## EXERCISE PROMPT
Write the records below out in full, character for character, with no pictures.

## RECORDS SUPPLIED
+-------+
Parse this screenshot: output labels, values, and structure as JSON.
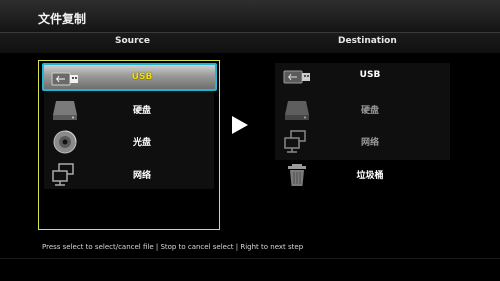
{
  "window": {
    "title": "文件复制"
  },
  "columns": {
    "source": "Source",
    "destination": "Destination"
  },
  "source": {
    "items": [
      {
        "label": "USB",
        "icon": "usb-drive-icon",
        "selected": true
      },
      {
        "label": "硬盘",
        "icon": "hard-disk-icon",
        "selected": false
      },
      {
        "label": "光盘",
        "icon": "optical-disc-icon",
        "selected": false
      },
      {
        "label": "网络",
        "icon": "network-icon",
        "selected": false
      }
    ]
  },
  "destination": {
    "items": [
      {
        "label": "USB",
        "icon": "usb-drive-icon",
        "dimmed": false
      },
      {
        "label": "硬盘",
        "icon": "hard-disk-icon",
        "dimmed": true
      },
      {
        "label": "网络",
        "icon": "network-icon",
        "dimmed": true
      },
      {
        "label": "垃圾桶",
        "icon": "trash-icon",
        "dimmed": false
      }
    ]
  },
  "hint": "Press select to select/cancel file | Stop to cancel select | Right to next step",
  "colors": {
    "focus_border": "#21b7d0",
    "panel_border": "#d9e24a",
    "selected_text": "#f4e300"
  }
}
+-------+
## COMPLETED TASK
Parse this screenshot: output labels, values, and structure as JSON.
{
  "window": {
    "title": "文件复制"
  },
  "columns": {
    "source": "Source",
    "destination": "Destination"
  },
  "source": {
    "items": [
      {
        "label": "USB",
        "icon": "usb-drive-icon",
        "selected": true
      },
      {
        "label": "硬盘",
        "icon": "hard-disk-icon",
        "selected": false
      },
      {
        "label": "光盘",
        "icon": "optical-disc-icon",
        "selected": false
      },
      {
        "label": "网络",
        "icon": "network-icon",
        "selected": false
      }
    ]
  },
  "destination": {
    "items": [
      {
        "label": "USB",
        "icon": "usb-drive-icon",
        "dimmed": false
      },
      {
        "label": "硬盘",
        "icon": "hard-disk-icon",
        "dimmed": true
      },
      {
        "label": "网络",
        "icon": "network-icon",
        "dimmed": true
      },
      {
        "label": "垃圾桶",
        "icon": "trash-icon",
        "dimmed": false
      }
    ]
  },
  "hint": "Press select to select/cancel file | Stop to cancel select | Right to next step",
  "colors": {
    "focus_border": "#21b7d0",
    "panel_border": "#d9e24a",
    "selected_text": "#f4e300"
  }
}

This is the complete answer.